STATED TASK: Copy out the entries exactly, from the first line to the last.
----- DATASET CONTENT -----
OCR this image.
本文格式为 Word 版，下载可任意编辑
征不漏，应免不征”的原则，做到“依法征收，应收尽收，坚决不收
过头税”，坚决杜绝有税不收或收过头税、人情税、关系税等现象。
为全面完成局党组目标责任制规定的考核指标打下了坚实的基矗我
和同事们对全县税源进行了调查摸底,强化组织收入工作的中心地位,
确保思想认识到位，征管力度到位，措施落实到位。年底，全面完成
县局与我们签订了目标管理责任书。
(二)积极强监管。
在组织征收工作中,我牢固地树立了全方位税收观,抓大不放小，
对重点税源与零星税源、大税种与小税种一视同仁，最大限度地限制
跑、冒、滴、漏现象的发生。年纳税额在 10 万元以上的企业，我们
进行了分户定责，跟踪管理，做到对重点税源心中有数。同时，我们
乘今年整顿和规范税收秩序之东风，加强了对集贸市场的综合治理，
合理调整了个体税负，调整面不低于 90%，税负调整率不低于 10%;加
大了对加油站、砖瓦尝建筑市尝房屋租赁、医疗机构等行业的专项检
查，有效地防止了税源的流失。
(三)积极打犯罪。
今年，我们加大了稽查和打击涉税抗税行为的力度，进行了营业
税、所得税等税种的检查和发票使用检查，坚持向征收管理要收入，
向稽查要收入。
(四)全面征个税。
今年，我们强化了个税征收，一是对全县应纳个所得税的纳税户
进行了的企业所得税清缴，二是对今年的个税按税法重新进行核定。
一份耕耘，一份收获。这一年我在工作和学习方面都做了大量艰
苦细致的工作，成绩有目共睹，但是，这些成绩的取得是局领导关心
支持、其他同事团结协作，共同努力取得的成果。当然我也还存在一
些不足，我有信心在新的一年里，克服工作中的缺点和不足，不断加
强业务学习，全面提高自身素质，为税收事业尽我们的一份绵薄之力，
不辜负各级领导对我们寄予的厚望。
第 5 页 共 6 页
-----
FINAL RESULT:
OCR this image.
本文格式为 Word 版，下载可任意编辑
征不漏，应免不征”的原则，做到“依法征收，应收尽收，坚决不收
过头税”，坚决杜绝有税不收或收过头税、人情税、关系税等现象。
为全面完成局党组目标责任制规定的考核指标打下了坚实的基矗我
和同事们对全县税源进行了调查摸底,强化组织收入工作的中心地位,
确保思想认识到位，征管力度到位，措施落实到位。年底，全面完成
县局与我们签订了目标管理责任书。
(二)积极强监管。
在组织征收工作中,我牢固地树立了全方位税收观,抓大不放小，
对重点税源与零星税源、大税种与小税种一视同仁，最大限度地限制
跑、冒、滴、漏现象的发生。年纳税额在 10 万元以上的企业，我们
进行了分户定责，跟踪管理，做到对重点税源心中有数。同时，我们
乘今年整顿和规范税收秩序之东风，加强了对集贸市场的综合治理，
合理调整了个体税负，调整面不低于 90%，税负调整率不低于 10%;加
大了对加油站、砖瓦尝建筑市尝房屋租赁、医疗机构等行业的专项检
查，有效地防止了税源的流失。
(三)积极打犯罪。
今年，我们加大了稽查和打击涉税抗税行为的力度，进行了营业
税、所得税等税种的检查和发票使用检查，坚持向征收管理要收入，
向稽查要收入。
(四)全面征个税。
今年，我们强化了个税征收，一是对全县应纳个所得税的纳税户
进行了的企业所得税清缴，二是对今年的个税按税法重新进行核定。
一份耕耘，一份收获。这一年我在工作和学习方面都做了大量艰
苦细致的工作，成绩有目共睹，但是，这些成绩的取得是局领导关心
支持、其他同事团结协作，共同努力取得的成果。当然我也还存在一
些不足，我有信心在新的一年里，克服工作中的缺点和不足，不断加
强业务学习，全面提高自身素质，为税收事业尽我们的一份绵薄之力，
不辜负各级领导对我们寄予的厚望。
第 5 页 共 6 页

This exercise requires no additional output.